• Job
Drop all images and give the records again exactly.

• Supplied material
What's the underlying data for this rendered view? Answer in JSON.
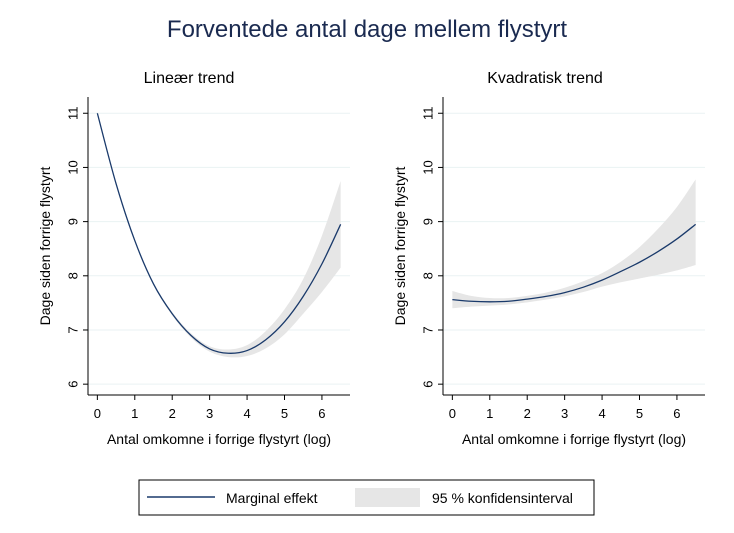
{
  "title": "Forventede antal dage mellem flystyrt",
  "colors": {
    "line": "#1a3a6b",
    "band": "#e6e6e6",
    "grid": "#eaf2f3",
    "axis": "#000000"
  },
  "chart_data": [
    {
      "type": "line",
      "title": "Lineær trend",
      "xlabel": "Antal omkomne i forrige flystyrt (log)",
      "ylabel": "Dage siden forrige flystyrt",
      "xlim": [
        -0.25,
        6.75
      ],
      "ylim": [
        5.8,
        11.3
      ],
      "xticks": [
        "0",
        "1",
        "2",
        "3",
        "4",
        "5",
        "6"
      ],
      "yticks": [
        "6",
        "7",
        "8",
        "9",
        "10",
        "11"
      ],
      "grid": true,
      "series": [
        {
          "name": "Marginal effekt",
          "x": [
            0,
            0.5,
            1,
            1.5,
            2,
            2.5,
            3,
            3.5,
            4,
            4.5,
            5,
            5.5,
            6,
            6.5
          ],
          "y": [
            11.0,
            9.7,
            8.65,
            7.85,
            7.3,
            6.9,
            6.65,
            6.57,
            6.62,
            6.82,
            7.15,
            7.62,
            8.22,
            8.95
          ]
        }
      ],
      "ci": {
        "name": "95 % konfidensinterval",
        "x": [
          0,
          0.5,
          1,
          1.5,
          2,
          2.5,
          3,
          3.5,
          4,
          4.5,
          5,
          5.5,
          6,
          6.5
        ],
        "lower": [
          10.97,
          9.68,
          8.63,
          7.83,
          7.27,
          6.86,
          6.6,
          6.5,
          6.52,
          6.66,
          6.92,
          7.3,
          7.7,
          8.15
        ],
        "upper": [
          11.03,
          9.72,
          8.67,
          7.87,
          7.33,
          6.94,
          6.7,
          6.64,
          6.72,
          6.98,
          7.38,
          7.94,
          8.74,
          9.75
        ]
      }
    },
    {
      "type": "line",
      "title": "Kvadratisk trend",
      "xlabel": "Antal omkomne i forrige flystyrt (log)",
      "ylabel": "Dage siden forrige flystyrt",
      "xlim": [
        -0.25,
        6.75
      ],
      "ylim": [
        5.8,
        11.3
      ],
      "xticks": [
        "0",
        "1",
        "2",
        "3",
        "4",
        "5",
        "6"
      ],
      "yticks": [
        "6",
        "7",
        "8",
        "9",
        "10",
        "11"
      ],
      "grid": true,
      "series": [
        {
          "name": "Marginal effekt",
          "x": [
            0,
            0.5,
            1,
            1.5,
            2,
            2.5,
            3,
            3.5,
            4,
            4.5,
            5,
            5.5,
            6,
            6.5
          ],
          "y": [
            7.56,
            7.53,
            7.52,
            7.53,
            7.57,
            7.62,
            7.69,
            7.79,
            7.92,
            8.08,
            8.25,
            8.45,
            8.68,
            8.95
          ]
        }
      ],
      "ci": {
        "name": "95 % konfidensinterval",
        "x": [
          0,
          0.5,
          1,
          1.5,
          2,
          2.5,
          3,
          3.5,
          4,
          4.5,
          5,
          5.5,
          6,
          6.5
        ],
        "lower": [
          7.4,
          7.43,
          7.45,
          7.47,
          7.51,
          7.56,
          7.62,
          7.7,
          7.8,
          7.88,
          7.95,
          8.02,
          8.1,
          8.2
        ],
        "upper": [
          7.72,
          7.63,
          7.59,
          7.59,
          7.63,
          7.69,
          7.78,
          7.9,
          8.05,
          8.26,
          8.53,
          8.87,
          9.27,
          9.78
        ]
      }
    }
  ],
  "legend": {
    "line_label": "Marginal effekt",
    "band_label": "95 % konfidensinterval"
  }
}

• Task response
What's the underlying data for this rendered view? Answer in JSON.
{
  "title": "Forventede antal dage mellem flystyrt",
  "colors": {
    "line": "#1a3a6b",
    "band": "#e6e6e6",
    "grid": "#eaf2f3",
    "axis": "#000000"
  },
  "chart_data": [
    {
      "type": "line",
      "title": "Lineær trend",
      "xlabel": "Antal omkomne i forrige flystyrt (log)",
      "ylabel": "Dage siden forrige flystyrt",
      "xlim": [
        -0.25,
        6.75
      ],
      "ylim": [
        5.8,
        11.3
      ],
      "xticks": [
        "0",
        "1",
        "2",
        "3",
        "4",
        "5",
        "6"
      ],
      "yticks": [
        "6",
        "7",
        "8",
        "9",
        "10",
        "11"
      ],
      "grid": true,
      "series": [
        {
          "name": "Marginal effekt",
          "x": [
            0,
            0.5,
            1,
            1.5,
            2,
            2.5,
            3,
            3.5,
            4,
            4.5,
            5,
            5.5,
            6,
            6.5
          ],
          "y": [
            11.0,
            9.7,
            8.65,
            7.85,
            7.3,
            6.9,
            6.65,
            6.57,
            6.62,
            6.82,
            7.15,
            7.62,
            8.22,
            8.95
          ]
        }
      ],
      "ci": {
        "name": "95 % konfidensinterval",
        "x": [
          0,
          0.5,
          1,
          1.5,
          2,
          2.5,
          3,
          3.5,
          4,
          4.5,
          5,
          5.5,
          6,
          6.5
        ],
        "lower": [
          10.97,
          9.68,
          8.63,
          7.83,
          7.27,
          6.86,
          6.6,
          6.5,
          6.52,
          6.66,
          6.92,
          7.3,
          7.7,
          8.15
        ],
        "upper": [
          11.03,
          9.72,
          8.67,
          7.87,
          7.33,
          6.94,
          6.7,
          6.64,
          6.72,
          6.98,
          7.38,
          7.94,
          8.74,
          9.75
        ]
      }
    },
    {
      "type": "line",
      "title": "Kvadratisk trend",
      "xlabel": "Antal omkomne i forrige flystyrt (log)",
      "ylabel": "Dage siden forrige flystyrt",
      "xlim": [
        -0.25,
        6.75
      ],
      "ylim": [
        5.8,
        11.3
      ],
      "xticks": [
        "0",
        "1",
        "2",
        "3",
        "4",
        "5",
        "6"
      ],
      "yticks": [
        "6",
        "7",
        "8",
        "9",
        "10",
        "11"
      ],
      "grid": true,
      "series": [
        {
          "name": "Marginal effekt",
          "x": [
            0,
            0.5,
            1,
            1.5,
            2,
            2.5,
            3,
            3.5,
            4,
            4.5,
            5,
            5.5,
            6,
            6.5
          ],
          "y": [
            7.56,
            7.53,
            7.52,
            7.53,
            7.57,
            7.62,
            7.69,
            7.79,
            7.92,
            8.08,
            8.25,
            8.45,
            8.68,
            8.95
          ]
        }
      ],
      "ci": {
        "name": "95 % konfidensinterval",
        "x": [
          0,
          0.5,
          1,
          1.5,
          2,
          2.5,
          3,
          3.5,
          4,
          4.5,
          5,
          5.5,
          6,
          6.5
        ],
        "lower": [
          7.4,
          7.43,
          7.45,
          7.47,
          7.51,
          7.56,
          7.62,
          7.7,
          7.8,
          7.88,
          7.95,
          8.02,
          8.1,
          8.2
        ],
        "upper": [
          7.72,
          7.63,
          7.59,
          7.59,
          7.63,
          7.69,
          7.78,
          7.9,
          8.05,
          8.26,
          8.53,
          8.87,
          9.27,
          9.78
        ]
      }
    }
  ],
  "legend": {
    "line_label": "Marginal effekt",
    "band_label": "95 % konfidensinterval"
  }
}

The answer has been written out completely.